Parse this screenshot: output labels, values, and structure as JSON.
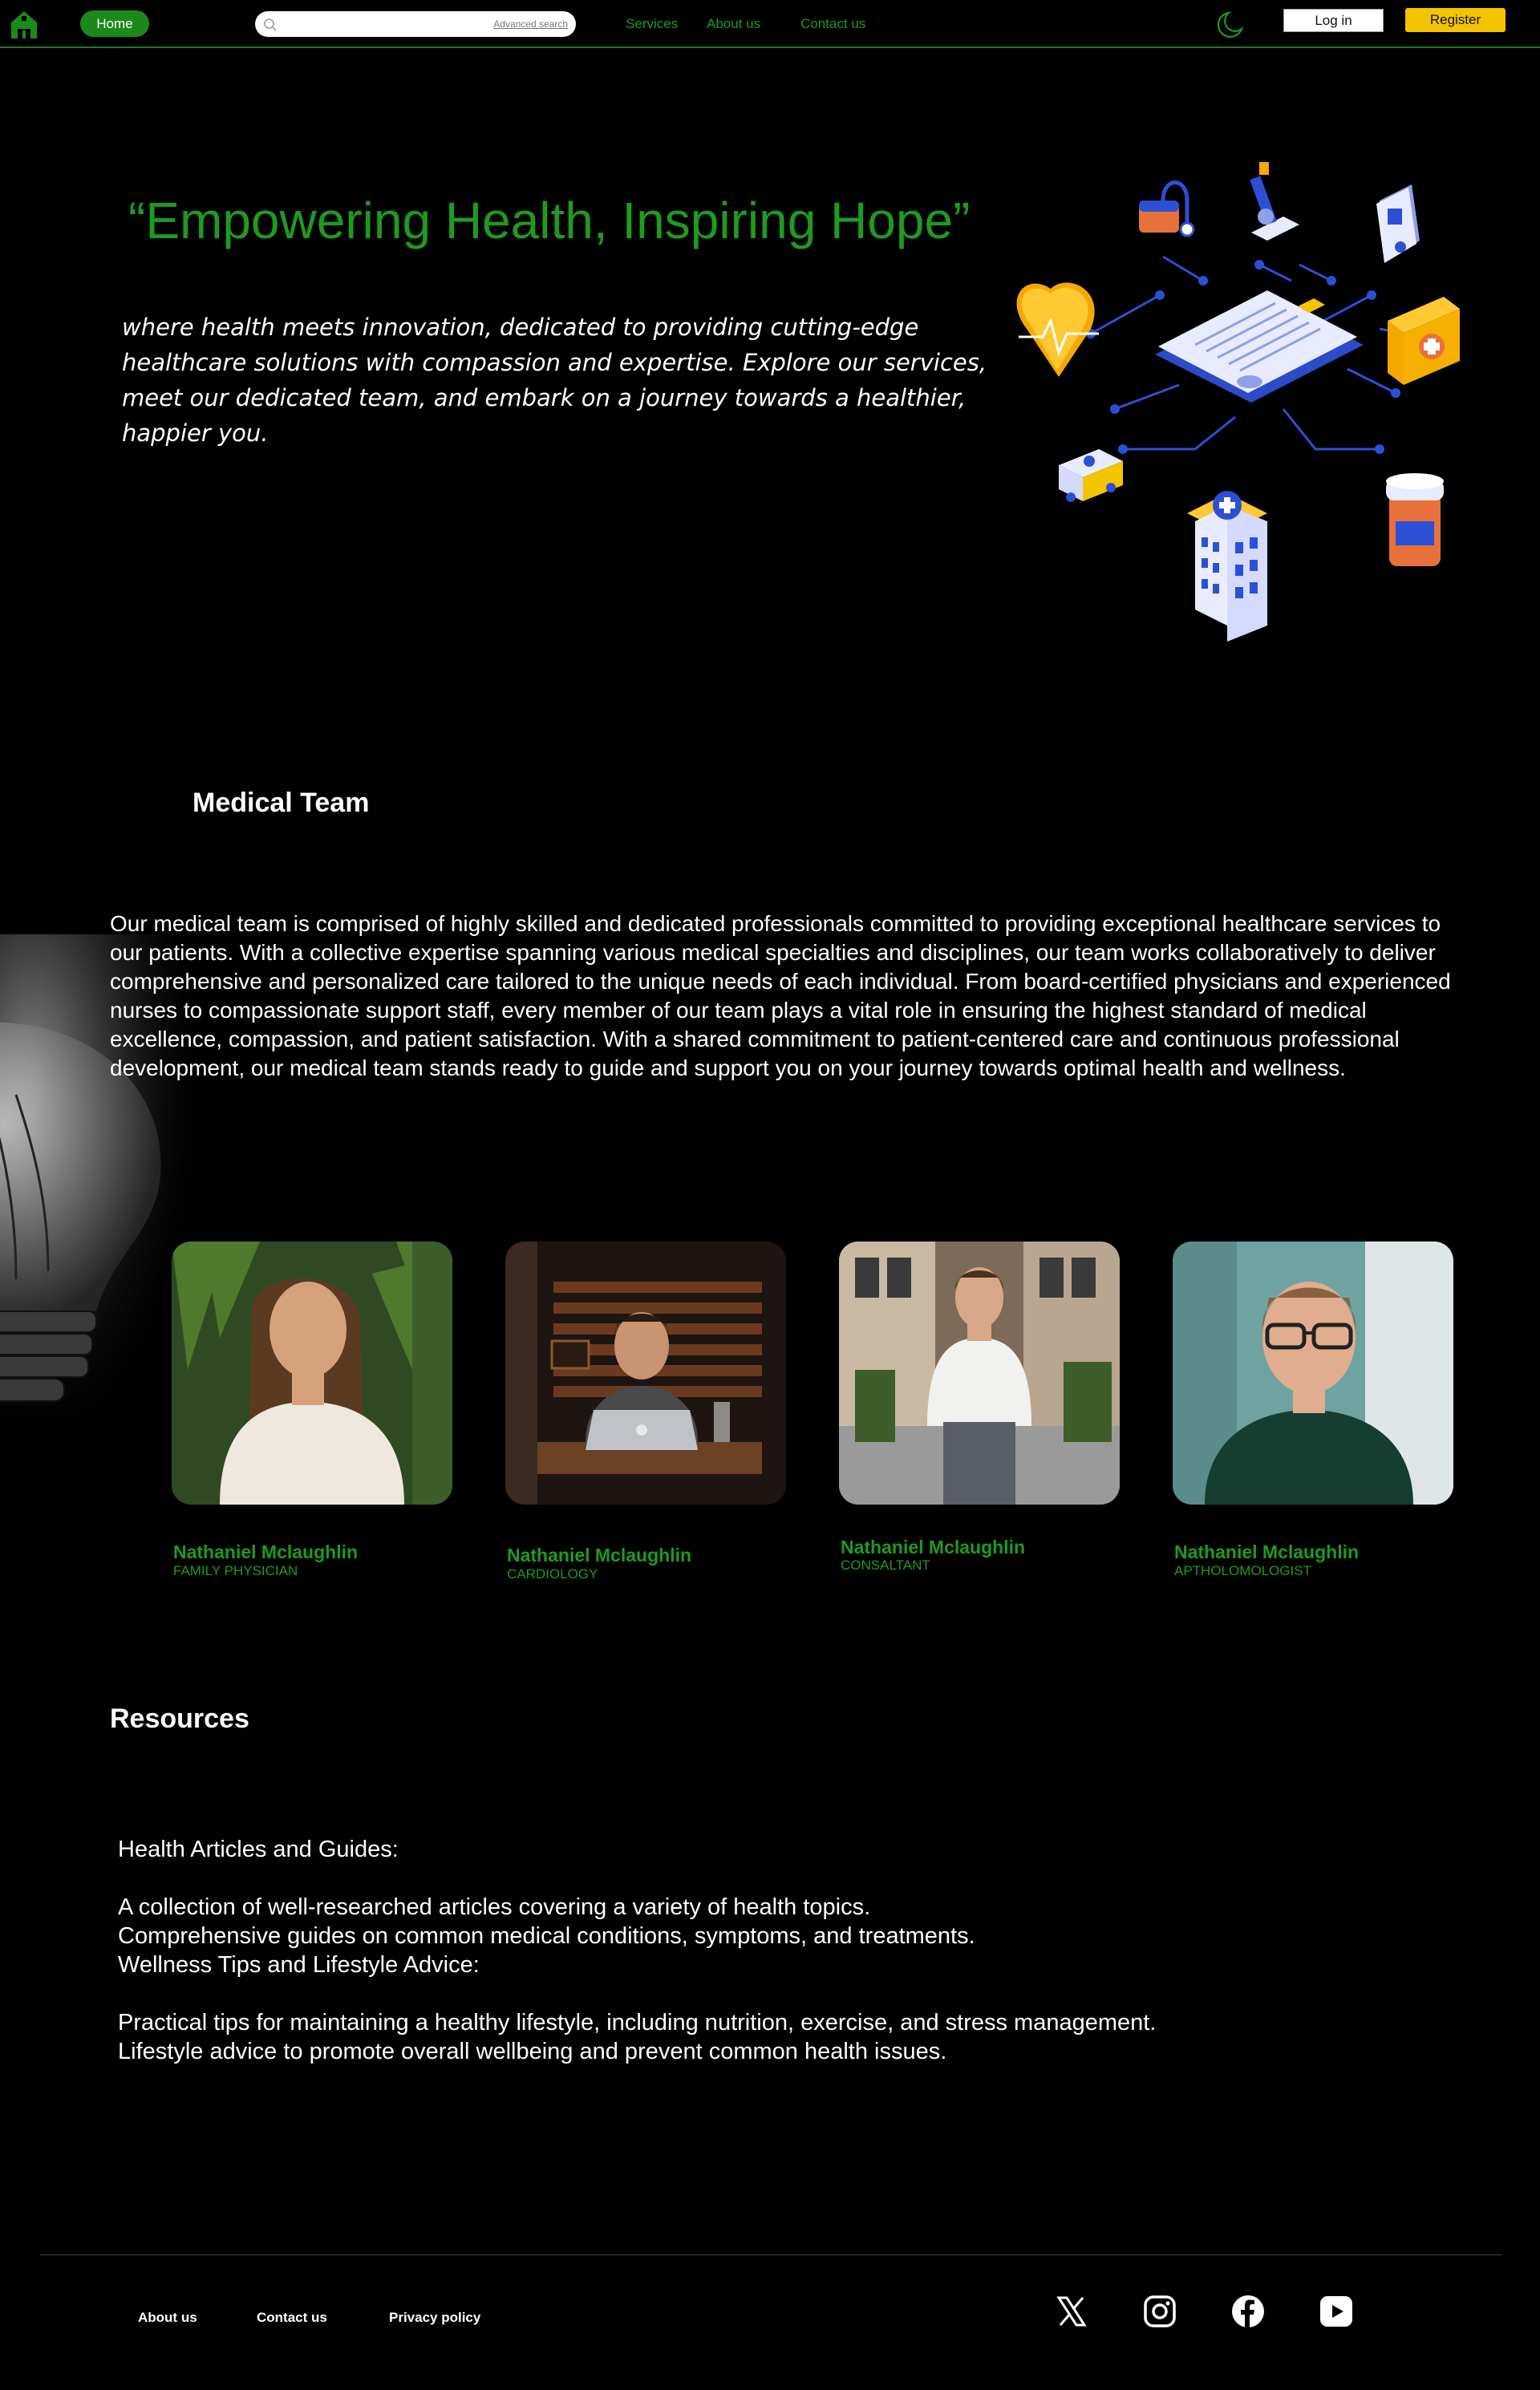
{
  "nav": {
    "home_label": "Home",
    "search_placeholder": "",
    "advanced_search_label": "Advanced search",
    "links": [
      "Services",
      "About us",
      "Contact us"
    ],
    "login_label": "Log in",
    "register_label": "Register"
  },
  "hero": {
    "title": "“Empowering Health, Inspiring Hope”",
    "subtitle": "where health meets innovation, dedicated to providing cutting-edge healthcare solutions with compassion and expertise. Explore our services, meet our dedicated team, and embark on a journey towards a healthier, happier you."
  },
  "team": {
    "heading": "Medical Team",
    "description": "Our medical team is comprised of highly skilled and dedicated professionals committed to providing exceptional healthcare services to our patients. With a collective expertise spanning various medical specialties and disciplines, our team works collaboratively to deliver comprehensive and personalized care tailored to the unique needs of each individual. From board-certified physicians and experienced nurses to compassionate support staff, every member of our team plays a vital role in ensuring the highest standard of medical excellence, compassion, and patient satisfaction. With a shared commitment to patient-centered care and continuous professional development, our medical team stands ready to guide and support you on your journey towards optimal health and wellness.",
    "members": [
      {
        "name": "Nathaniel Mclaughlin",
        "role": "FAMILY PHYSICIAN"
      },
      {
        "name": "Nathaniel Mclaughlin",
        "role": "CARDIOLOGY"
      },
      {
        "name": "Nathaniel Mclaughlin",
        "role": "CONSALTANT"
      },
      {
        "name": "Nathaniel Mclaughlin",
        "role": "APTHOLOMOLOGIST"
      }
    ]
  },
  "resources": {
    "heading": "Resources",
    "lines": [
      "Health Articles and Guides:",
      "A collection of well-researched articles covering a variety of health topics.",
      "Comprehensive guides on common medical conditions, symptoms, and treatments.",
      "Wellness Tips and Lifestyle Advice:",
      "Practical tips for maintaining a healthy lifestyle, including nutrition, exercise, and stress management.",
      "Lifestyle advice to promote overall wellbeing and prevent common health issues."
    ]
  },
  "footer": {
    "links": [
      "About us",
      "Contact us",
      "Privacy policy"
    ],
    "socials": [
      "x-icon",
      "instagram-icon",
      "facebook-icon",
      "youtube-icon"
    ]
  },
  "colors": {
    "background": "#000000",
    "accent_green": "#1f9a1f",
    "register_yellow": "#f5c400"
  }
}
━━━━━━━━━━━━━━━━
[REQUIREMENT] Copy every entry word for word, but omit the pictures.

[COMPLETED EXERCISE]
Parse this screenshot: output labels, values, and structure as JSON.
{
  "nav": {
    "home_label": "Home",
    "search_placeholder": "",
    "advanced_search_label": "Advanced search",
    "links": [
      "Services",
      "About us",
      "Contact us"
    ],
    "login_label": "Log in",
    "register_label": "Register"
  },
  "hero": {
    "title": "“Empowering Health, Inspiring Hope”",
    "subtitle": "where health meets innovation, dedicated to providing cutting-edge healthcare solutions with compassion and expertise. Explore our services, meet our dedicated team, and embark on a journey towards a healthier, happier you."
  },
  "team": {
    "heading": "Medical Team",
    "description": "Our medical team is comprised of highly skilled and dedicated professionals committed to providing exceptional healthcare services to our patients. With a collective expertise spanning various medical specialties and disciplines, our team works collaboratively to deliver comprehensive and personalized care tailored to the unique needs of each individual. From board-certified physicians and experienced nurses to compassionate support staff, every member of our team plays a vital role in ensuring the highest standard of medical excellence, compassion, and patient satisfaction. With a shared commitment to patient-centered care and continuous professional development, our medical team stands ready to guide and support you on your journey towards optimal health and wellness.",
    "members": [
      {
        "name": "Nathaniel Mclaughlin",
        "role": "FAMILY PHYSICIAN"
      },
      {
        "name": "Nathaniel Mclaughlin",
        "role": "CARDIOLOGY"
      },
      {
        "name": "Nathaniel Mclaughlin",
        "role": "CONSALTANT"
      },
      {
        "name": "Nathaniel Mclaughlin",
        "role": "APTHOLOMOLOGIST"
      }
    ]
  },
  "resources": {
    "heading": "Resources",
    "lines": [
      "Health Articles and Guides:",
      "A collection of well-researched articles covering a variety of health topics.",
      "Comprehensive guides on common medical conditions, symptoms, and treatments.",
      "Wellness Tips and Lifestyle Advice:",
      "Practical tips for maintaining a healthy lifestyle, including nutrition, exercise, and stress management.",
      "Lifestyle advice to promote overall wellbeing and prevent common health issues."
    ]
  },
  "footer": {
    "links": [
      "About us",
      "Contact us",
      "Privacy policy"
    ],
    "socials": [
      "x-icon",
      "instagram-icon",
      "facebook-icon",
      "youtube-icon"
    ]
  },
  "colors": {
    "background": "#000000",
    "accent_green": "#1f9a1f",
    "register_yellow": "#f5c400"
  }
}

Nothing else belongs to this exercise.